[Entries with figure data]

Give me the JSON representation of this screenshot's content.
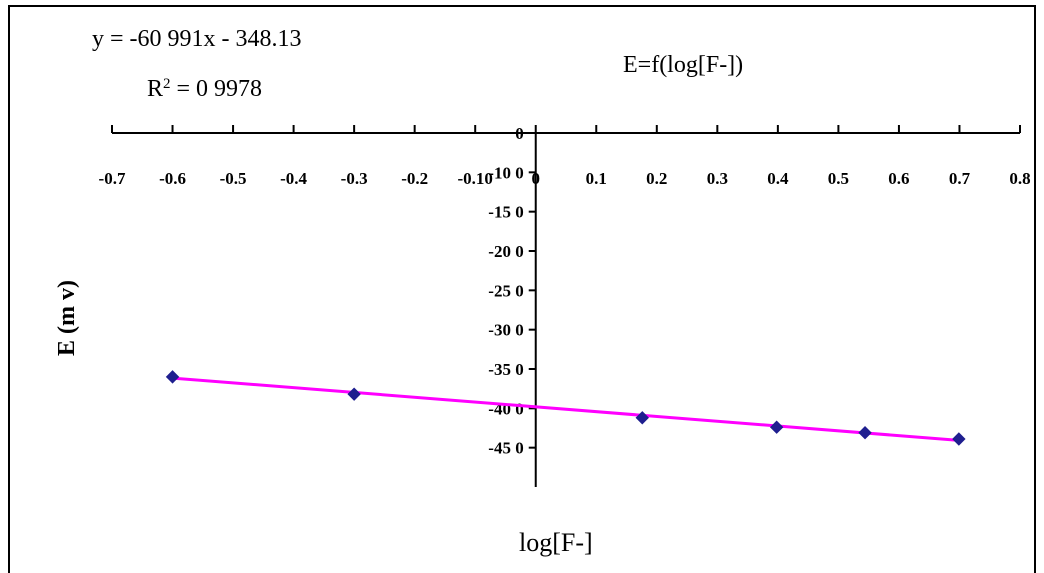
{
  "chart_data": {
    "type": "scatter",
    "title": "E=f(log[F-])",
    "xlabel": "log[F-]",
    "ylabel": "E (m v)",
    "xlim": [
      -0.7,
      0.8
    ],
    "ylim": [
      -450,
      0
    ],
    "x_ticks": [
      "-0.7",
      "-0.6",
      "-0.5",
      "-0.4",
      "-0.3",
      "-0.2",
      "-0.10",
      "0",
      "0.1",
      "0.2",
      "0.3",
      "0.4",
      "0.5",
      "0.6",
      "0.7",
      "0.8"
    ],
    "y_ticks": [
      "0",
      "-10 0",
      "-15 0",
      "-20 0",
      "-25 0",
      "-30 0",
      "-35 0",
      "-40 0",
      "-45 0"
    ],
    "series": [
      {
        "x": [
          -0.6,
          -0.3,
          0.176,
          0.398,
          0.544,
          0.699
        ],
        "y": [
          -310,
          -332,
          -362,
          -374,
          -381,
          -389
        ],
        "color": "#1f1f8f"
      }
    ],
    "trendline": {
      "slope": -60.991,
      "intercept": -348.13,
      "color": "#ff00ff",
      "equation_text": "y = -60 991x - 348.13",
      "r2_label": "R",
      "r2_sup": "2",
      "r2_value": " = 0 9978"
    },
    "grid": false,
    "legend": "none"
  }
}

YOUR OBJECTIVE: Retype all entries exactly as they appear, dropping the images.

ANSWER:
Give me the JSON representation of this screenshot's content.
{
  "chart_data": {
    "type": "scatter",
    "title": "E=f(log[F-])",
    "xlabel": "log[F-]",
    "ylabel": "E (m v)",
    "xlim": [
      -0.7,
      0.8
    ],
    "ylim": [
      -450,
      0
    ],
    "x_ticks": [
      "-0.7",
      "-0.6",
      "-0.5",
      "-0.4",
      "-0.3",
      "-0.2",
      "-0.10",
      "0",
      "0.1",
      "0.2",
      "0.3",
      "0.4",
      "0.5",
      "0.6",
      "0.7",
      "0.8"
    ],
    "y_ticks": [
      "0",
      "-10 0",
      "-15 0",
      "-20 0",
      "-25 0",
      "-30 0",
      "-35 0",
      "-40 0",
      "-45 0"
    ],
    "series": [
      {
        "x": [
          -0.6,
          -0.3,
          0.176,
          0.398,
          0.544,
          0.699
        ],
        "y": [
          -310,
          -332,
          -362,
          -374,
          -381,
          -389
        ],
        "color": "#1f1f8f"
      }
    ],
    "trendline": {
      "slope": -60.991,
      "intercept": -348.13,
      "color": "#ff00ff",
      "equation_text": "y = -60 991x - 348.13",
      "r2_label": "R",
      "r2_sup": "2",
      "r2_value": " = 0 9978"
    },
    "grid": false,
    "legend": "none"
  }
}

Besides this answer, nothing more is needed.